++++ Material provided

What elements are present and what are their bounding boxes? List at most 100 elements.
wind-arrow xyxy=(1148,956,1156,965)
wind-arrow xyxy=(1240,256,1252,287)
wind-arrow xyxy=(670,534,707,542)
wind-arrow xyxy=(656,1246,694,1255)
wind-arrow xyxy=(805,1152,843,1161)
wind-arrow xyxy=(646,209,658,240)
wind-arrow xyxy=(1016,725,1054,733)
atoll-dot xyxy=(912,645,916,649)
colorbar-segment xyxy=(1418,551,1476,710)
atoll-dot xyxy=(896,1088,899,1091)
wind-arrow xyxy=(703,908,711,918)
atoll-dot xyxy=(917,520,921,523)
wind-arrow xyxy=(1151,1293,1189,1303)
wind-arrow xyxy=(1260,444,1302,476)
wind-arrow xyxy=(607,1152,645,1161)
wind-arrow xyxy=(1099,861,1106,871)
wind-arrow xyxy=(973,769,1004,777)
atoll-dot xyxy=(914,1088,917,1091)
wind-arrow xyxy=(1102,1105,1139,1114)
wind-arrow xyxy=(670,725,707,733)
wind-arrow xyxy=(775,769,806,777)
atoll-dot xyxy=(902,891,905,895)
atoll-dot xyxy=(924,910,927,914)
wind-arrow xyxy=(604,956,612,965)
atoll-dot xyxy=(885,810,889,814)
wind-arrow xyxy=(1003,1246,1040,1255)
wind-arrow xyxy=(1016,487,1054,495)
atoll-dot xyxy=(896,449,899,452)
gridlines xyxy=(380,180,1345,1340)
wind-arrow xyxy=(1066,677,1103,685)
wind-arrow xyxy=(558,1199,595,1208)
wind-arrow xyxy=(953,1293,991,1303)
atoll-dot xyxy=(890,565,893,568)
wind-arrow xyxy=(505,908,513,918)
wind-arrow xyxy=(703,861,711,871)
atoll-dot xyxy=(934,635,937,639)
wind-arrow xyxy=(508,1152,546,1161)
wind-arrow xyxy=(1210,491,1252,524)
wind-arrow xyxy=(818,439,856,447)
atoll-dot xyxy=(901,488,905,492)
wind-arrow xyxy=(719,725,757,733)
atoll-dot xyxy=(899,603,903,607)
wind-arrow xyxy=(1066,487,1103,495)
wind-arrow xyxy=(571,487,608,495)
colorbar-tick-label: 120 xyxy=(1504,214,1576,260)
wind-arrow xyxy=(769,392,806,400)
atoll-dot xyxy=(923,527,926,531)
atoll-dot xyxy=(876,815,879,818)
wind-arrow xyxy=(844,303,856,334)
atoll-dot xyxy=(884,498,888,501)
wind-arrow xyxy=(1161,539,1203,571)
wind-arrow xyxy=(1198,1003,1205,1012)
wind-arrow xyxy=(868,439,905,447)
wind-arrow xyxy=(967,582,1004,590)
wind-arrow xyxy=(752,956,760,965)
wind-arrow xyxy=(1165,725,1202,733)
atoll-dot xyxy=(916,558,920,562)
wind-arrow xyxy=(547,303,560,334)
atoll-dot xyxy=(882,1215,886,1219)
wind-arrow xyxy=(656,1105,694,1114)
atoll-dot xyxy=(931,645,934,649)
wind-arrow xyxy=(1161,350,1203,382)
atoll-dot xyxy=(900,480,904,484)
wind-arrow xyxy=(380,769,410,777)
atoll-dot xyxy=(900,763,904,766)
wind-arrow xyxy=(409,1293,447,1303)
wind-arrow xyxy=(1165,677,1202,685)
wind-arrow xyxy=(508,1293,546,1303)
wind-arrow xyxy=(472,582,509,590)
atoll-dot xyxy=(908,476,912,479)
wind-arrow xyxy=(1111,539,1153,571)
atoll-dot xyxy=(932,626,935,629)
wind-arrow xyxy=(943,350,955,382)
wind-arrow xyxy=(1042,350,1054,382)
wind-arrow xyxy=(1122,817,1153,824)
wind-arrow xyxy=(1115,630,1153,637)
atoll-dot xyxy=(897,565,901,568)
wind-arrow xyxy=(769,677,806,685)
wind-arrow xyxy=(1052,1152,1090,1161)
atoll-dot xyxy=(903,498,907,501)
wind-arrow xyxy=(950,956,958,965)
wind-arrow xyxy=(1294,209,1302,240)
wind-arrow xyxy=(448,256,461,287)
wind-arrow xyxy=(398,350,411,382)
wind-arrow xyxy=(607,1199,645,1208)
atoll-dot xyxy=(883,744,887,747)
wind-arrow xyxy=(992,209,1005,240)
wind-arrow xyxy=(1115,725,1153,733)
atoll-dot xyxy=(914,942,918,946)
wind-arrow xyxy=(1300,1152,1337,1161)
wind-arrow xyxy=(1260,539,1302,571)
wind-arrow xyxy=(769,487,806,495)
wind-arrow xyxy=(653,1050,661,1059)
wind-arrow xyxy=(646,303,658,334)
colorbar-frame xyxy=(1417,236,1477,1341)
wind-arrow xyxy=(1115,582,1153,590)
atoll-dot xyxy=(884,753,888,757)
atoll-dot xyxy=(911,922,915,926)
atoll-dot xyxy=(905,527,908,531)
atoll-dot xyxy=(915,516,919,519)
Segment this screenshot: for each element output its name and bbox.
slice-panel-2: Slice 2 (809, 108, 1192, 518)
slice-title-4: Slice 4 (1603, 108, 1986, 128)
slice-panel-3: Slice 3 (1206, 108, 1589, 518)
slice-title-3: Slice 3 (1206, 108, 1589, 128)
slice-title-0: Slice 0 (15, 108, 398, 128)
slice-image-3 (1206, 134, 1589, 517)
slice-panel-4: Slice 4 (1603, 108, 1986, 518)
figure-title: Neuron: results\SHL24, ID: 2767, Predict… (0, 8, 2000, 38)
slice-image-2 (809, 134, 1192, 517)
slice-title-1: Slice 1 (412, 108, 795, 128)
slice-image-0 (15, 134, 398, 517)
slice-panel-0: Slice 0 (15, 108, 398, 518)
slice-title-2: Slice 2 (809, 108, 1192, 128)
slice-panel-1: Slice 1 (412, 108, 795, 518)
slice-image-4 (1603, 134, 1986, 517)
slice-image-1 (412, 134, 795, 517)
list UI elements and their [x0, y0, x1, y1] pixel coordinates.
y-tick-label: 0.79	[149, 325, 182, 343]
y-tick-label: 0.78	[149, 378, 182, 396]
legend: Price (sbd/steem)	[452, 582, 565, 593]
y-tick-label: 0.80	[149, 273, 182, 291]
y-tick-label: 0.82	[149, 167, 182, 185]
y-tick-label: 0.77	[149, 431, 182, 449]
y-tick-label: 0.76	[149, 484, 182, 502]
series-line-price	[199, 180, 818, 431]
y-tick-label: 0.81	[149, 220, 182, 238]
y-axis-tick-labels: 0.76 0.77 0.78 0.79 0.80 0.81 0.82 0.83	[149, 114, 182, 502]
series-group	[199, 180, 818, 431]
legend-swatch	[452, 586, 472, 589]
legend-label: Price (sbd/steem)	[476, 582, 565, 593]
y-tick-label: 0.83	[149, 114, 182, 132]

++++++++

To be done: Edit the data above so that every "wind-arrow" becomes "wind-vector", and leave everything else as it is.

Correct result:
What elements are present and what are their bounding boxes? List at most 100 elements.
wind-vector xyxy=(1148,956,1156,965)
wind-vector xyxy=(1240,256,1252,287)
wind-vector xyxy=(670,534,707,542)
wind-vector xyxy=(656,1246,694,1255)
wind-vector xyxy=(805,1152,843,1161)
wind-vector xyxy=(646,209,658,240)
wind-vector xyxy=(1016,725,1054,733)
atoll-dot xyxy=(912,645,916,649)
colorbar-segment xyxy=(1418,551,1476,710)
atoll-dot xyxy=(896,1088,899,1091)
wind-vector xyxy=(703,908,711,918)
atoll-dot xyxy=(917,520,921,523)
wind-vector xyxy=(1151,1293,1189,1303)
wind-vector xyxy=(1260,444,1302,476)
wind-vector xyxy=(607,1152,645,1161)
wind-vector xyxy=(1099,861,1106,871)
wind-vector xyxy=(973,769,1004,777)
atoll-dot xyxy=(914,1088,917,1091)
wind-vector xyxy=(1102,1105,1139,1114)
wind-vector xyxy=(670,725,707,733)
wind-vector xyxy=(775,769,806,777)
atoll-dot xyxy=(902,891,905,895)
atoll-dot xyxy=(924,910,927,914)
wind-vector xyxy=(604,956,612,965)
atoll-dot xyxy=(885,810,889,814)
wind-vector xyxy=(1003,1246,1040,1255)
wind-vector xyxy=(1016,487,1054,495)
atoll-dot xyxy=(896,449,899,452)
gridlines xyxy=(380,180,1345,1340)
wind-vector xyxy=(1066,677,1103,685)
wind-vector xyxy=(558,1199,595,1208)
wind-vector xyxy=(953,1293,991,1303)
atoll-dot xyxy=(890,565,893,568)
wind-vector xyxy=(505,908,513,918)
wind-vector xyxy=(703,861,711,871)
atoll-dot xyxy=(934,635,937,639)
wind-vector xyxy=(508,1152,546,1161)
wind-vector xyxy=(1210,491,1252,524)
wind-vector xyxy=(818,439,856,447)
atoll-dot xyxy=(901,488,905,492)
wind-vector xyxy=(719,725,757,733)
atoll-dot xyxy=(899,603,903,607)
wind-vector xyxy=(1066,487,1103,495)
wind-vector xyxy=(571,487,608,495)
colorbar-tick-label: 120 xyxy=(1504,214,1576,260)
wind-vector xyxy=(769,392,806,400)
atoll-dot xyxy=(923,527,926,531)
atoll-dot xyxy=(876,815,879,818)
wind-vector xyxy=(844,303,856,334)
atoll-dot xyxy=(884,498,888,501)
wind-vector xyxy=(1161,539,1203,571)
wind-vector xyxy=(1198,1003,1205,1012)
wind-vector xyxy=(868,439,905,447)
wind-vector xyxy=(967,582,1004,590)
wind-vector xyxy=(752,956,760,965)
wind-vector xyxy=(1165,725,1202,733)
atoll-dot xyxy=(916,558,920,562)
wind-vector xyxy=(547,303,560,334)
atoll-dot xyxy=(882,1215,886,1219)
wind-vector xyxy=(656,1105,694,1114)
atoll-dot xyxy=(931,645,934,649)
wind-vector xyxy=(1161,350,1203,382)
atoll-dot xyxy=(900,480,904,484)
wind-vector xyxy=(380,769,410,777)
atoll-dot xyxy=(900,763,904,766)
wind-vector xyxy=(409,1293,447,1303)
wind-vector xyxy=(1165,677,1202,685)
wind-vector xyxy=(508,1293,546,1303)
wind-vector xyxy=(472,582,509,590)
atoll-dot xyxy=(908,476,912,479)
wind-vector xyxy=(1111,539,1153,571)
atoll-dot xyxy=(932,626,935,629)
wind-vector xyxy=(943,350,955,382)
wind-vector xyxy=(1042,350,1054,382)
wind-vector xyxy=(1122,817,1153,824)
wind-vector xyxy=(1115,630,1153,637)
atoll-dot xyxy=(897,565,901,568)
wind-vector xyxy=(769,677,806,685)
wind-vector xyxy=(1052,1152,1090,1161)
atoll-dot xyxy=(903,498,907,501)
wind-vector xyxy=(950,956,958,965)
wind-vector xyxy=(1294,209,1302,240)
wind-vector xyxy=(448,256,461,287)
wind-vector xyxy=(398,350,411,382)
wind-vector xyxy=(607,1199,645,1208)
atoll-dot xyxy=(883,744,887,747)
wind-vector xyxy=(992,209,1005,240)
wind-vector xyxy=(1115,725,1153,733)
atoll-dot xyxy=(914,942,918,946)
wind-vector xyxy=(1300,1152,1337,1161)
wind-vector xyxy=(1260,539,1302,571)
wind-vector xyxy=(769,487,806,495)
wind-vector xyxy=(653,1050,661,1059)
wind-vector xyxy=(646,303,658,334)
colorbar-frame xyxy=(1417,236,1477,1341)
wind-vector xyxy=(1115,582,1153,590)
atoll-dot xyxy=(884,753,888,757)
atoll-dot xyxy=(911,922,915,926)
atoll-dot xyxy=(905,527,908,531)
atoll-dot xyxy=(915,516,919,519)
Segment this screenshot: for each element output its name and bbox.
slice-panel-2: Slice 2 (809, 108, 1192, 518)
slice-title-4: Slice 4 (1603, 108, 1986, 128)
slice-panel-3: Slice 3 (1206, 108, 1589, 518)
slice-title-3: Slice 3 (1206, 108, 1589, 128)
slice-title-0: Slice 0 (15, 108, 398, 128)
slice-image-3 (1206, 134, 1589, 517)
slice-panel-4: Slice 4 (1603, 108, 1986, 518)
figure-title: Neuron: results\SHL24, ID: 2767, Predict… (0, 8, 2000, 38)
slice-image-2 (809, 134, 1192, 517)
slice-title-1: Slice 1 (412, 108, 795, 128)
slice-image-0 (15, 134, 398, 517)
slice-panel-0: Slice 0 (15, 108, 398, 518)
slice-title-2: Slice 2 (809, 108, 1192, 128)
slice-panel-1: Slice 1 (412, 108, 795, 518)
slice-image-4 (1603, 134, 1986, 517)
slice-image-1 (412, 134, 795, 517)
list UI elements and their [x0, y0, x1, y1] pixel coordinates.
y-tick-label: 0.79	[149, 325, 182, 343]
y-tick-label: 0.78	[149, 378, 182, 396]
legend: Price (sbd/steem)	[452, 582, 565, 593]
y-tick-label: 0.80	[149, 273, 182, 291]
y-tick-label: 0.82	[149, 167, 182, 185]
y-tick-label: 0.77	[149, 431, 182, 449]
y-tick-label: 0.76	[149, 484, 182, 502]
series-line-price	[199, 180, 818, 431]
y-tick-label: 0.81	[149, 220, 182, 238]
y-axis-tick-labels: 0.76 0.77 0.78 0.79 0.80 0.81 0.82 0.83	[149, 114, 182, 502]
series-group	[199, 180, 818, 431]
legend-swatch	[452, 586, 472, 589]
legend-label: Price (sbd/steem)	[476, 582, 565, 593]
y-tick-label: 0.83	[149, 114, 182, 132]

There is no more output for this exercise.